The kiwi traded at 66.82 US cents as at 8am in Wellington from 66.90 cents on Friday in New York, up from 66.41 cents last week in Asia. The trade-weighted index was at 72.15 from 72.22 last week. 

The US dollar index fell 0.5 percent and stocks on Wall Street gained on Friday after Powell told the annual central bankers' forum in Jackson Hole, Wyoming there's no "clear sign" of accelerating inflation and there "does not seem to be an elevated risk of overheating". He reiterated plans to gradually raise interest rates. Investors expect the Fed to raise the federal funds rate at the September and December meetings.

The greenback was also weighed on by the People's Bank of China reintroducing a counter-cyclical factor in calculating the daily yuan fix. That was seen as another indication China's central bank is uncomfortable with a weaker yuan.

▸ **WHAT YOU WILL DO**:
1 – Answer these questions from the currency report.
(a) What level was the trade-weighted index at?
(b) Where was the annual central bankers' forum held?
(c) What did the People's Bank of China reintroduce?
2 – Say whether each statement agrees with the currency report, quoting the words that decide it.
(a) The US dollar index rose 0.5 percent on Friday.
(b) Investors expect the Fed to raise the federal funds rate at the September and December meetings.
(c) The kiwi was trading below its level of last week in Asia.

▸ **MATERIAL**:
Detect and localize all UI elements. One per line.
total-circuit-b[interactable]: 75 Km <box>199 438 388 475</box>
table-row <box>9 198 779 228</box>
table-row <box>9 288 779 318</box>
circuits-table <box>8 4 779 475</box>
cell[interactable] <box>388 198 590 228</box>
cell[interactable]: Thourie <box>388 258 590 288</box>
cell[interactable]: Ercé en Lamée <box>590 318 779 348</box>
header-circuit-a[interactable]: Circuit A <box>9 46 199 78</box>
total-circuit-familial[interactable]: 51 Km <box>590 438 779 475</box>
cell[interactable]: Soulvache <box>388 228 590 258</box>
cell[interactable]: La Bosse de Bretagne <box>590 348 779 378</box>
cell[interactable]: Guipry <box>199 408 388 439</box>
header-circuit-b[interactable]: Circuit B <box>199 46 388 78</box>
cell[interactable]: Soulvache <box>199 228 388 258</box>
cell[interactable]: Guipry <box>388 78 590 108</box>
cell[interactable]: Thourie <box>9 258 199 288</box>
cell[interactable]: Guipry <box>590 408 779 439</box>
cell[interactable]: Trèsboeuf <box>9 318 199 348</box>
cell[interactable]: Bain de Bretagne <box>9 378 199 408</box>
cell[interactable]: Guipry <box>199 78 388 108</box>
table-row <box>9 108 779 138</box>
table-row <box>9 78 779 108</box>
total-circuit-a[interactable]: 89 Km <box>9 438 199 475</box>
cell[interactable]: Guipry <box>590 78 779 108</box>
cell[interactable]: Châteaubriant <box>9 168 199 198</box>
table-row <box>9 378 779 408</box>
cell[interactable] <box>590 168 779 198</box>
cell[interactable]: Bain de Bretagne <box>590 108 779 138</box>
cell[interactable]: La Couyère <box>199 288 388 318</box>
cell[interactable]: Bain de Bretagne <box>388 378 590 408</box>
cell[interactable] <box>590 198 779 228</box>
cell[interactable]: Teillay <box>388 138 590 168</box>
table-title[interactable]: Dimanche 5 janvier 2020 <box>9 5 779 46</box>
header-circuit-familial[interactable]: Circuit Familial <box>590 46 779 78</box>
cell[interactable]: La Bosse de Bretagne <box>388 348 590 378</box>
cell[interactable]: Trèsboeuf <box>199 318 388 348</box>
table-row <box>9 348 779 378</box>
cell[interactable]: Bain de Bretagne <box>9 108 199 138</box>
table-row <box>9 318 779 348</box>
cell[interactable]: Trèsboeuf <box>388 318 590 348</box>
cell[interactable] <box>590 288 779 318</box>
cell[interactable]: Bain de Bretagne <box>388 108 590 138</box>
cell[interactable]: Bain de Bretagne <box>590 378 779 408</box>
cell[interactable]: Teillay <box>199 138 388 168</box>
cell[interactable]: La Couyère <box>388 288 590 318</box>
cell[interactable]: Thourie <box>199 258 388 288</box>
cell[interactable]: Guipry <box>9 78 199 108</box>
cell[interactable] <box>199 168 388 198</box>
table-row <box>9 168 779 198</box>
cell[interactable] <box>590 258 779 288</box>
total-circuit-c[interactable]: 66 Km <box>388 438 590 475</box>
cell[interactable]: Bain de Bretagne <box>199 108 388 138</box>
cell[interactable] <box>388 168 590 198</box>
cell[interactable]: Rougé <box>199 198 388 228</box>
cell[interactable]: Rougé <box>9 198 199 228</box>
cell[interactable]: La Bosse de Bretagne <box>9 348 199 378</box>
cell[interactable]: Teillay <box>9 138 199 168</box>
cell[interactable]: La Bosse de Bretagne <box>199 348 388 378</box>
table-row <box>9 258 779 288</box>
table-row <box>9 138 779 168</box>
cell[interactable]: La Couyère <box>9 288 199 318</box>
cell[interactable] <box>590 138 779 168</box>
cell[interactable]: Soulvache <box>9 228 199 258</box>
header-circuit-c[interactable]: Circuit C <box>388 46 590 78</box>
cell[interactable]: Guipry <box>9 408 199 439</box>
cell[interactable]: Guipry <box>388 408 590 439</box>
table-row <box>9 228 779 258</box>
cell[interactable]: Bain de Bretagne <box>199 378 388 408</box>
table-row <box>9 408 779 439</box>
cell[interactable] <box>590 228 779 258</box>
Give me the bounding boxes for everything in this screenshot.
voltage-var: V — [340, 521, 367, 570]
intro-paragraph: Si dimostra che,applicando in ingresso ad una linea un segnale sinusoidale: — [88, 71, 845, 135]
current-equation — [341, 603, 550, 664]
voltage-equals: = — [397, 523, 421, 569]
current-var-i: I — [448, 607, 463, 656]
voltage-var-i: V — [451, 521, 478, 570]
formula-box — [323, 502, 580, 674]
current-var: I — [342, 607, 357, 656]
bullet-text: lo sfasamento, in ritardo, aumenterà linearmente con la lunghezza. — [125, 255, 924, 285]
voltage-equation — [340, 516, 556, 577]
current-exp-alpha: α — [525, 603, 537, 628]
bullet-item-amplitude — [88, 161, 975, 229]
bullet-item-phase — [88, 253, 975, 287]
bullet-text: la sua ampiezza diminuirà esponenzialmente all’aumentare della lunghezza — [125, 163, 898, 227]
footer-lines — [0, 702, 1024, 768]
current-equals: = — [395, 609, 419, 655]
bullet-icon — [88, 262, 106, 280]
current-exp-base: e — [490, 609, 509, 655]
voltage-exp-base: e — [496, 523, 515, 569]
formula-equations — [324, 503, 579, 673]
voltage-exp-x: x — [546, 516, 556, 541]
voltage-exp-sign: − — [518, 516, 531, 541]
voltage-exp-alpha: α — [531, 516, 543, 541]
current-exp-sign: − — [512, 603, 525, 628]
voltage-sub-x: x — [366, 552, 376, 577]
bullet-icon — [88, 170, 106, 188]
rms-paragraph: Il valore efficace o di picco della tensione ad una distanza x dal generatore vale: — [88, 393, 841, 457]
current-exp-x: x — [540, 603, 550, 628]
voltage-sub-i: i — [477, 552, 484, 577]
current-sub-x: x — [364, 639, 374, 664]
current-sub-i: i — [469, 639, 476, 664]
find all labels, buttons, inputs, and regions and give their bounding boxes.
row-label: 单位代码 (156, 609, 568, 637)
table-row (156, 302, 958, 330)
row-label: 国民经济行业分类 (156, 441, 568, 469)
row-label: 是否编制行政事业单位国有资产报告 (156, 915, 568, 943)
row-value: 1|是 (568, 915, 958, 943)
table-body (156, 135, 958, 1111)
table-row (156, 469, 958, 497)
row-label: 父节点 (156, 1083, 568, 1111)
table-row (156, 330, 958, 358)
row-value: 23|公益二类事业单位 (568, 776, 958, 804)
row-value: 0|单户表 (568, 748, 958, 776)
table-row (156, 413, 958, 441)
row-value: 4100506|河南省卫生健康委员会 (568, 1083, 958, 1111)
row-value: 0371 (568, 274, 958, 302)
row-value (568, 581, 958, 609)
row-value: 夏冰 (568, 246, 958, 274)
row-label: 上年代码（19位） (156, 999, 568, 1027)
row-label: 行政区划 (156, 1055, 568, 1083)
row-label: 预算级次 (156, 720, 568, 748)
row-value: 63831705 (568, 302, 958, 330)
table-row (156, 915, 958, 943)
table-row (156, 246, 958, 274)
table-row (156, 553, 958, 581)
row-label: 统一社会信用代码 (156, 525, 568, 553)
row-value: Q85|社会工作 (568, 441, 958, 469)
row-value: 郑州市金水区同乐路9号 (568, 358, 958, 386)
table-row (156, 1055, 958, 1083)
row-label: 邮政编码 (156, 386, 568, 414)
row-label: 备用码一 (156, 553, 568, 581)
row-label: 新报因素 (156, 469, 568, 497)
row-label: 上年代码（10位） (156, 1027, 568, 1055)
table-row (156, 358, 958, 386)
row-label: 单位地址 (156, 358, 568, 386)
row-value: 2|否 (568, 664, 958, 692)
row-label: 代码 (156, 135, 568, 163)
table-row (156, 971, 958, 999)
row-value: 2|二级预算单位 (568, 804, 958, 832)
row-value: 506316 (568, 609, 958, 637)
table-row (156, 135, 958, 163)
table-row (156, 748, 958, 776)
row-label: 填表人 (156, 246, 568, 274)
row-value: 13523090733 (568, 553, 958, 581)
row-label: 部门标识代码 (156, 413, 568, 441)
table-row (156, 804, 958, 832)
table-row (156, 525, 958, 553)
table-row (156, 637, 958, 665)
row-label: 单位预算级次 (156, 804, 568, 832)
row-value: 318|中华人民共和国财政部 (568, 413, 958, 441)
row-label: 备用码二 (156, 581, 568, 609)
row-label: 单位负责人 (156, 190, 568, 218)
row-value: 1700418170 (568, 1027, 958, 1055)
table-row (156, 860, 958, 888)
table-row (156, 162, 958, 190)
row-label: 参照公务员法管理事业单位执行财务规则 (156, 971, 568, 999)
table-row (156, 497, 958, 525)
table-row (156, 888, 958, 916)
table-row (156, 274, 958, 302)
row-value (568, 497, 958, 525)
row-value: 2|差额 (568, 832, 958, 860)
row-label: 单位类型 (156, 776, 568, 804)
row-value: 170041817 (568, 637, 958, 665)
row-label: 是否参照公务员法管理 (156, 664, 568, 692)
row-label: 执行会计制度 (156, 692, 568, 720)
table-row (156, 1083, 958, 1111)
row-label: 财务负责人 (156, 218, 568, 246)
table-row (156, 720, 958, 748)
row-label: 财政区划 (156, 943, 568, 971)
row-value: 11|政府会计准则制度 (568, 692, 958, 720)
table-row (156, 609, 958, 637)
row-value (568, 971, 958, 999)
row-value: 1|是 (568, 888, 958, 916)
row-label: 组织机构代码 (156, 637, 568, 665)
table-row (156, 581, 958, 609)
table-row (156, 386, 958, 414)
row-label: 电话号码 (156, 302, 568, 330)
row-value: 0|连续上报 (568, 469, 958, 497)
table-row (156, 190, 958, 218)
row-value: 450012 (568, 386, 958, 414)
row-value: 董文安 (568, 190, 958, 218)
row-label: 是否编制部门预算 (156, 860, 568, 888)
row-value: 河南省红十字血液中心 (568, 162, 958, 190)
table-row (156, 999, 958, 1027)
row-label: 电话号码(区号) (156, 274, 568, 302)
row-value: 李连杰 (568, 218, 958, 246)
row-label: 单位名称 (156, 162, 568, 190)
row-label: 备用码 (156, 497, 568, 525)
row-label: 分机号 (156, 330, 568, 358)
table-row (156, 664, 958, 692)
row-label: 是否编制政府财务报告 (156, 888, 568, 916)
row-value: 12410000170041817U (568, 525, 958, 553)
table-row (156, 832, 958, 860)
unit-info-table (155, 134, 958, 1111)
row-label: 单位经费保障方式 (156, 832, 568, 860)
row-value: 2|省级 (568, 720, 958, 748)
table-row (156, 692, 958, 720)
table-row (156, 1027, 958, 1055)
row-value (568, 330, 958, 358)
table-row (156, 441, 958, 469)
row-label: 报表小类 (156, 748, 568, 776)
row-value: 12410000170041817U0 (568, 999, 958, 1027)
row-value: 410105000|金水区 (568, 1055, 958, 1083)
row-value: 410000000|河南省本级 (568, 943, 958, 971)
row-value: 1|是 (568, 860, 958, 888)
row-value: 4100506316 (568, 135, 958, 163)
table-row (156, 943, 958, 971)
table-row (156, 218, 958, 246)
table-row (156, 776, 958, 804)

▸ **FINAL ANSWERS**:
1 –
(a) 72.15
(b) Jackson Hole, Wyoming
(c) A counter-cyclical factor in calculating the daily yuan fix

2 –
(a) No: "The US dollar index fell 0.5 percent"
(b) Yes: "Investors expect the Fed to raise the federal funds rate at the September and December meetings."
(c) No: "up from 66.41 cents last week in Asia"